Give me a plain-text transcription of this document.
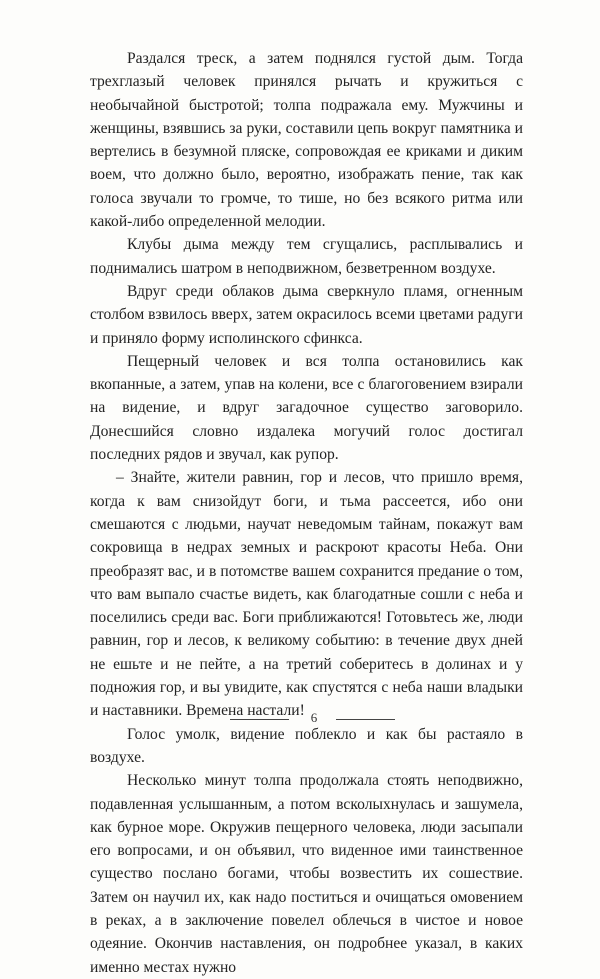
Раздался треск, а затем поднялся густой дым. Тогда трехглазый человек принялся рычать и кружиться с необычайной быстротой; толпа подражала ему. Мужчины и женщины, взявшись за руки, составили цепь вокруг памятника и вертелись в безумной пляске, сопровождая ее криками и диким воем, что должно было, вероятно, изображать пение, так как голоса звучали то громче, то тише, но без всякого ритма или какой-либо определенной мелодии.

Клубы дыма между тем сгущались, расплывались и поднимались шатром в неподвижном, безветренном воздухе.

Вдруг среди облаков дыма сверкнуло пламя, огненным столбом взвилось вверх, затем окрасилось всеми цветами радуги и приняло форму исполинского сфинкса.

Пещерный человек и вся толпа остановились как вкопанные, а затем, упав на колени, все с благоговением взирали на видение, и вдруг загадочное существо заговорило. Донесшийся словно издалека могучий голос достигал последних рядов и звучал, как рупор.

– Знайте, жители равнин, гор и лесов, что пришло время, когда к вам снизойдут боги, и тьма рассеется, ибо они смешаются с людьми, научат неведомым тайнам, покажут вам сокровища в недрах земных и раскроют красоты Неба. Они преобразят вас, и в потомстве вашем сохранится предание о том, что вам выпало счастье видеть, как благодатные сошли с неба и поселились среди вас. Боги приближаются! Готовьтесь же, люди равнин, гор и лесов, к великому событию: в течение двух дней не ешьте и не пейте, а на третий соберитесь в долинах и у подножия гор, и вы увидите, как спустятся с неба наши владыки и наставники. Времена настали!

Голос умолк, видение поблекло и как бы растаяло в воздухе.

Несколько минут толпа продолжала стоять неподвижно, подавленная услышанным, а потом всколыхнулась и зашумела, как бурное море. Окружив пещерного человека, люди засыпали его вопросами, и он объявил, что виденное ими таинственное существо послано богами, чтобы возвестить их сошествие. Затем он научил их, как надо поститься и очищаться омовением в реках, а в заключение повелел облечься в чистое и новое одеяние. Окончив наставления, он подробнее указал, в каких именно местах нужно

6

============================================================

**Stated problem:** Using the listing above, show each line holding the string "дыма".

**Complete response:**
Клубы дыма между тем сгущались, расплывались и поднимались шатром в неподвижном, безветренном воздухе.
Вдруг среди облаков дыма сверкнуло пламя, огненным столбом взвилось вверх, затем окрасилось всеми цветами радуги и приняло форму исполинского сфинкса.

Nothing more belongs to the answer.